The problem: The records that follow must be repeated verbatim, every one of them.

Stored data:
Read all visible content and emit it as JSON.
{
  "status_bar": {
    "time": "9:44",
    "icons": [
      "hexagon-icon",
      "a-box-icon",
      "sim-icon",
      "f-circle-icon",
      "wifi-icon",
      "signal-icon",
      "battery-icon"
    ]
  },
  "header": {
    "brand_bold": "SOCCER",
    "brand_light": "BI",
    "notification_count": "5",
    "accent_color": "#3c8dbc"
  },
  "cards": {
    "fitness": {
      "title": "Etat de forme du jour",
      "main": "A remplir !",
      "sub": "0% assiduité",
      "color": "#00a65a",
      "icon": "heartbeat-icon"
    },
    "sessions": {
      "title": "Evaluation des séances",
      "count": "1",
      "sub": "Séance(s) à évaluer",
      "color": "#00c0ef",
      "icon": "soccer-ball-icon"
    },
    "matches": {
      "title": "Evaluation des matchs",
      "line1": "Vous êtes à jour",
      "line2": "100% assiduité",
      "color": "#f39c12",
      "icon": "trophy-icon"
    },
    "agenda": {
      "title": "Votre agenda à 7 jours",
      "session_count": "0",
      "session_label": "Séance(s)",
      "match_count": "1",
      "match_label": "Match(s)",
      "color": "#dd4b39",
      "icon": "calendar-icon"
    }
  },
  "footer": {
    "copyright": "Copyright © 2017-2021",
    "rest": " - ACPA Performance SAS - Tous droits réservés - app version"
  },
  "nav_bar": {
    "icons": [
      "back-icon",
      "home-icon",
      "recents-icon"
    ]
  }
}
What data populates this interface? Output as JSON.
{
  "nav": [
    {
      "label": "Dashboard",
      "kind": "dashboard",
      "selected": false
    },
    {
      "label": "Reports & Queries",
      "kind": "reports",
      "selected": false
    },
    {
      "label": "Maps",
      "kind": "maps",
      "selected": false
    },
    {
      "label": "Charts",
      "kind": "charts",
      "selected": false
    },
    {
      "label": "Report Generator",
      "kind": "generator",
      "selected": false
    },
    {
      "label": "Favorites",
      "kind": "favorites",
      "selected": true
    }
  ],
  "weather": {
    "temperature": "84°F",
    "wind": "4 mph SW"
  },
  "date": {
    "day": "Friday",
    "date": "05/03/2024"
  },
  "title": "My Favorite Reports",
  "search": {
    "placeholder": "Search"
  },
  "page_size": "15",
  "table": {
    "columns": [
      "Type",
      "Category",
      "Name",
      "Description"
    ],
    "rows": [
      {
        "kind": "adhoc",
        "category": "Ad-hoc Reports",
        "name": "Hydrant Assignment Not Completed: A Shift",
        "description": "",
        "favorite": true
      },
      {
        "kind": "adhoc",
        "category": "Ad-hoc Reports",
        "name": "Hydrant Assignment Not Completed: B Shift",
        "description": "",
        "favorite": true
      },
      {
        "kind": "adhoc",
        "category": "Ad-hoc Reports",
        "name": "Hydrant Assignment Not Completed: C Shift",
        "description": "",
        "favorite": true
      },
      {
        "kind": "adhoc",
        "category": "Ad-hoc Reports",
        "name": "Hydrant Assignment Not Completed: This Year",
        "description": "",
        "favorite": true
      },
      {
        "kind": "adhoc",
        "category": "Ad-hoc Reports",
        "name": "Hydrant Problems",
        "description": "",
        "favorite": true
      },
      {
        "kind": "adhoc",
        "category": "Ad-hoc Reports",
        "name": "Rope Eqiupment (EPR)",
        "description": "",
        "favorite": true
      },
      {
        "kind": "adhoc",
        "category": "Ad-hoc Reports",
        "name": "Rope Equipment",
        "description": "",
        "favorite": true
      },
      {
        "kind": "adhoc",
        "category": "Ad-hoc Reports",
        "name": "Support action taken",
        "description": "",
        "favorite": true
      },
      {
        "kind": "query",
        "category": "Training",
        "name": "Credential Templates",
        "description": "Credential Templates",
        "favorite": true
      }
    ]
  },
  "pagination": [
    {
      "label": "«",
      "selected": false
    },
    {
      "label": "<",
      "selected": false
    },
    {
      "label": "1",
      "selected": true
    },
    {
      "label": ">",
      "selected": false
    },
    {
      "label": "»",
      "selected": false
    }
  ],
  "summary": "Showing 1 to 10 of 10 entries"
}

Completed task:
Read all visible content and emit it as JSON.
{
  "status_bar": {
    "time": "9:44",
    "icons": [
      "hexagon-icon",
      "a-box-icon",
      "sim-icon",
      "f-circle-icon",
      "wifi-icon",
      "signal-icon",
      "battery-icon"
    ]
  },
  "header": {
    "brand_bold": "SOCCER",
    "brand_light": "BI",
    "notification_count": "5",
    "accent_color": "#3c8dbc"
  },
  "cards": {
    "fitness": {
      "title": "Etat de forme du jour",
      "main": "A remplir !",
      "sub": "0% assiduité",
      "color": "#00a65a",
      "icon": "heartbeat-icon"
    },
    "sessions": {
      "title": "Evaluation des séances",
      "count": "1",
      "sub": "Séance(s) à évaluer",
      "color": "#00c0ef",
      "icon": "soccer-ball-icon"
    },
    "matches": {
      "title": "Evaluation des matchs",
      "line1": "Vous êtes à jour",
      "line2": "100% assiduité",
      "color": "#f39c12",
      "icon": "trophy-icon"
    },
    "agenda": {
      "title": "Votre agenda à 7 jours",
      "session_count": "0",
      "session_label": "Séance(s)",
      "match_count": "1",
      "match_label": "Match(s)",
      "color": "#dd4b39",
      "icon": "calendar-icon"
    }
  },
  "footer": {
    "copyright": "Copyright © 2017-2021",
    "rest": " - ACPA Performance SAS - Tous droits réservés - app version"
  },
  "nav_bar": {
    "icons": [
      "back-icon",
      "home-icon",
      "recents-icon"
    ]
  }
}
What data populates this interface? Output as JSON.
{
  "nav": [
    {
      "label": "Dashboard",
      "kind": "dashboard",
      "selected": false
    },
    {
      "label": "Reports & Queries",
      "kind": "reports",
      "selected": false
    },
    {
      "label": "Maps",
      "kind": "maps",
      "selected": false
    },
    {
      "label": "Charts",
      "kind": "charts",
      "selected": false
    },
    {
      "label": "Report Generator",
      "kind": "generator",
      "selected": false
    },
    {
      "label": "Favorites",
      "kind": "favorites",
      "selected": true
    }
  ],
  "weather": {
    "temperature": "84°F",
    "wind": "4 mph SW"
  },
  "date": {
    "day": "Friday",
    "date": "05/03/2024"
  },
  "title": "My Favorite Reports",
  "search": {
    "placeholder": "Search"
  },
  "page_size": "15",
  "table": {
    "columns": [
      "Type",
      "Category",
      "Name",
      "Description"
    ],
    "rows": [
      {
        "kind": "adhoc",
        "category": "Ad-hoc Reports",
        "name": "Hydrant Assignment Not Completed: A Shift",
        "description": "",
        "favorite": true
      },
      {
        "kind": "adhoc",
        "category": "Ad-hoc Reports",
        "name": "Hydrant Assignment Not Completed: B Shift",
        "description": "",
        "favorite": true
      },
      {
        "kind": "adhoc",
        "category": "Ad-hoc Reports",
        "name": "Hydrant Assignment Not Completed: C Shift",
        "description": "",
        "favorite": true
      },
      {
        "kind": "adhoc",
        "category": "Ad-hoc Reports",
        "name": "Hydrant Assignment Not Completed: This Year",
        "description": "",
        "favorite": true
      },
      {
        "kind": "adhoc",
        "category": "Ad-hoc Reports",
        "name": "Hydrant Problems",
        "description": "",
        "favorite": true
      },
      {
        "kind": "adhoc",
        "category": "Ad-hoc Reports",
        "name": "Rope Eqiupment (EPR)",
        "description": "",
        "favorite": true
      },
      {
        "kind": "adhoc",
        "category": "Ad-hoc Reports",
        "name": "Rope Equipment",
        "description": "",
        "favorite": true
      },
      {
        "kind": "adhoc",
        "category": "Ad-hoc Reports",
        "name": "Support action taken",
        "description": "",
        "favorite": true
      },
      {
        "kind": "query",
        "category": "Training",
        "name": "Credential Templates",
        "description": "Credential Templates",
        "favorite": true
      }
    ]
  },
  "pagination": [
    {
      "label": "«",
      "selected": false
    },
    {
      "label": "<",
      "selected": false
    },
    {
      "label": "1",
      "selected": true
    },
    {
      "label": ">",
      "selected": false
    },
    {
      "label": "»",
      "selected": false
    }
  ],
  "summary": "Showing 1 to 10 of 10 entries"
}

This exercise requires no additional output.